> _Source records_:
--------

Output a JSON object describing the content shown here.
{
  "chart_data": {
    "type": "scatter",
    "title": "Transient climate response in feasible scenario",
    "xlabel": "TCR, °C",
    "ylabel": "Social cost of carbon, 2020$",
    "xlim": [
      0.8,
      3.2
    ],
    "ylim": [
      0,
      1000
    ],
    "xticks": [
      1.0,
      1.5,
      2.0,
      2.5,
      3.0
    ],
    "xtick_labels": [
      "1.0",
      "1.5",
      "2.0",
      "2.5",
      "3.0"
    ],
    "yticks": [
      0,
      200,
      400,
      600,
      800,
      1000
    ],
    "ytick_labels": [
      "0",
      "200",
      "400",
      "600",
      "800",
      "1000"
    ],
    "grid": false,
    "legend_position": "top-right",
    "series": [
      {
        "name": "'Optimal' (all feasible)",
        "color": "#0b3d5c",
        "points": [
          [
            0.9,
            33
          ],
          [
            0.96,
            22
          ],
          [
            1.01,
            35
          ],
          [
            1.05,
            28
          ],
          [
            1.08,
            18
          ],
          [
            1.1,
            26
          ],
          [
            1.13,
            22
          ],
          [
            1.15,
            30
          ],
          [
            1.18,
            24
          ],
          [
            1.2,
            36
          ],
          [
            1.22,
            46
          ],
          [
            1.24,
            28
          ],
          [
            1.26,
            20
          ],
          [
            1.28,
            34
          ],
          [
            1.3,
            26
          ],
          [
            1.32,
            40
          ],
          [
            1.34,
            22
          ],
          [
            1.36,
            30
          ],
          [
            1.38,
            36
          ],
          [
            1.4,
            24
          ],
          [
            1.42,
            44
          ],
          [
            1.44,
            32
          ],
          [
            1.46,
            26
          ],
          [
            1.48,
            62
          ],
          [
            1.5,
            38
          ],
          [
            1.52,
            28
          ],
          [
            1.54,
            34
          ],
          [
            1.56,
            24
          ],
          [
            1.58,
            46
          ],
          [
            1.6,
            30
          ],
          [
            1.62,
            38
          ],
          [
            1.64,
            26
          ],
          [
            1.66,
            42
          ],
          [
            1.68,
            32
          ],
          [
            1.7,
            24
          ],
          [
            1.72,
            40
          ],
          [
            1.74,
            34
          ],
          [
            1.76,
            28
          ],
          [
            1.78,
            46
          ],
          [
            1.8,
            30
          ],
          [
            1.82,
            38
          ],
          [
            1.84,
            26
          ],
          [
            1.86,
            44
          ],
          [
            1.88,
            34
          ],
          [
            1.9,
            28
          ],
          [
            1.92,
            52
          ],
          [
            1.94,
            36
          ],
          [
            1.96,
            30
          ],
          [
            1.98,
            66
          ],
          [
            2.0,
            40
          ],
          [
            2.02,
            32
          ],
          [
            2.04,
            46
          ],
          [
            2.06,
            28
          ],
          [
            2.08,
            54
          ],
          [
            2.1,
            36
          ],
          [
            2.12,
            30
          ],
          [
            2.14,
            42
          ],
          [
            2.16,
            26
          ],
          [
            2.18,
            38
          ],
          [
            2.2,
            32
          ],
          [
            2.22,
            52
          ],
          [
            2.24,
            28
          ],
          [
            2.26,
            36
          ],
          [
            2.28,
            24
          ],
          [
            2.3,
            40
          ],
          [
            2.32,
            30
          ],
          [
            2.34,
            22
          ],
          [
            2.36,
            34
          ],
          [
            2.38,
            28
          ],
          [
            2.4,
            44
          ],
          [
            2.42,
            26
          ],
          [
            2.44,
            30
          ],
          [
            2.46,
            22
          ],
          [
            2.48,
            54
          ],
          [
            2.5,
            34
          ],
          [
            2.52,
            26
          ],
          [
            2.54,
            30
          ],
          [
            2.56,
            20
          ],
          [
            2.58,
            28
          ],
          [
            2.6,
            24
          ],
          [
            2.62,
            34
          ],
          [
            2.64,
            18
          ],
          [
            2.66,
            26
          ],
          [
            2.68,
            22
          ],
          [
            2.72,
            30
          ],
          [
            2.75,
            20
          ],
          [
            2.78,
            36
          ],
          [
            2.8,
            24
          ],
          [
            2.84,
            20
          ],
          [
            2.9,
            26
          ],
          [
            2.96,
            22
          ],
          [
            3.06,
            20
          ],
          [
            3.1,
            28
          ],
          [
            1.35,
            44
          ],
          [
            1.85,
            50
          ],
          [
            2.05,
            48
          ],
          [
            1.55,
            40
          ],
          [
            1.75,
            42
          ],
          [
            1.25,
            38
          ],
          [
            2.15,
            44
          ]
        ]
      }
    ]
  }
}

--------

> _What is being asked_: Extract every line above exactly as it stands.

> _Written response_:
Output a JSON object describing the content shown here.
{
  "chart_data": {
    "type": "scatter",
    "title": "Transient climate response in feasible scenario",
    "xlabel": "TCR, °C",
    "ylabel": "Social cost of carbon, 2020$",
    "xlim": [
      0.8,
      3.2
    ],
    "ylim": [
      0,
      1000
    ],
    "xticks": [
      1.0,
      1.5,
      2.0,
      2.5,
      3.0
    ],
    "xtick_labels": [
      "1.0",
      "1.5",
      "2.0",
      "2.5",
      "3.0"
    ],
    "yticks": [
      0,
      200,
      400,
      600,
      800,
      1000
    ],
    "ytick_labels": [
      "0",
      "200",
      "400",
      "600",
      "800",
      "1000"
    ],
    "grid": false,
    "legend_position": "top-right",
    "series": [
      {
        "name": "'Optimal' (all feasible)",
        "color": "#0b3d5c",
        "points": [
          [
            0.9,
            33
          ],
          [
            0.96,
            22
          ],
          [
            1.01,
            35
          ],
          [
            1.05,
            28
          ],
          [
            1.08,
            18
          ],
          [
            1.1,
            26
          ],
          [
            1.13,
            22
          ],
          [
            1.15,
            30
          ],
          [
            1.18,
            24
          ],
          [
            1.2,
            36
          ],
          [
            1.22,
            46
          ],
          [
            1.24,
            28
          ],
          [
            1.26,
            20
          ],
          [
            1.28,
            34
          ],
          [
            1.3,
            26
          ],
          [
            1.32,
            40
          ],
          [
            1.34,
            22
          ],
          [
            1.36,
            30
          ],
          [
            1.38,
            36
          ],
          [
            1.4,
            24
          ],
          [
            1.42,
            44
          ],
          [
            1.44,
            32
          ],
          [
            1.46,
            26
          ],
          [
            1.48,
            62
          ],
          [
            1.5,
            38
          ],
          [
            1.52,
            28
          ],
          [
            1.54,
            34
          ],
          [
            1.56,
            24
          ],
          [
            1.58,
            46
          ],
          [
            1.6,
            30
          ],
          [
            1.62,
            38
          ],
          [
            1.64,
            26
          ],
          [
            1.66,
            42
          ],
          [
            1.68,
            32
          ],
          [
            1.7,
            24
          ],
          [
            1.72,
            40
          ],
          [
            1.74,
            34
          ],
          [
            1.76,
            28
          ],
          [
            1.78,
            46
          ],
          [
            1.8,
            30
          ],
          [
            1.82,
            38
          ],
          [
            1.84,
            26
          ],
          [
            1.86,
            44
          ],
          [
            1.88,
            34
          ],
          [
            1.9,
            28
          ],
          [
            1.92,
            52
          ],
          [
            1.94,
            36
          ],
          [
            1.96,
            30
          ],
          [
            1.98,
            66
          ],
          [
            2.0,
            40
          ],
          [
            2.02,
            32
          ],
          [
            2.04,
            46
          ],
          [
            2.06,
            28
          ],
          [
            2.08,
            54
          ],
          [
            2.1,
            36
          ],
          [
            2.12,
            30
          ],
          [
            2.14,
            42
          ],
          [
            2.16,
            26
          ],
          [
            2.18,
            38
          ],
          [
            2.2,
            32
          ],
          [
            2.22,
            52
          ],
          [
            2.24,
            28
          ],
          [
            2.26,
            36
          ],
          [
            2.28,
            24
          ],
          [
            2.3,
            40
          ],
          [
            2.32,
            30
          ],
          [
            2.34,
            22
          ],
          [
            2.36,
            34
          ],
          [
            2.38,
            28
          ],
          [
            2.4,
            44
          ],
          [
            2.42,
            26
          ],
          [
            2.44,
            30
          ],
          [
            2.46,
            22
          ],
          [
            2.48,
            54
          ],
          [
            2.5,
            34
          ],
          [
            2.52,
            26
          ],
          [
            2.54,
            30
          ],
          [
            2.56,
            20
          ],
          [
            2.58,
            28
          ],
          [
            2.6,
            24
          ],
          [
            2.62,
            34
          ],
          [
            2.64,
            18
          ],
          [
            2.66,
            26
          ],
          [
            2.68,
            22
          ],
          [
            2.72,
            30
          ],
          [
            2.75,
            20
          ],
          [
            2.78,
            36
          ],
          [
            2.8,
            24
          ],
          [
            2.84,
            20
          ],
          [
            2.9,
            26
          ],
          [
            2.96,
            22
          ],
          [
            3.06,
            20
          ],
          [
            3.1,
            28
          ],
          [
            1.35,
            44
          ],
          [
            1.85,
            50
          ],
          [
            2.05,
            48
          ],
          [
            1.55,
            40
          ],
          [
            1.75,
            42
          ],
          [
            1.25,
            38
          ],
          [
            2.15,
            44
          ]
        ]
      }
    ]
  }
}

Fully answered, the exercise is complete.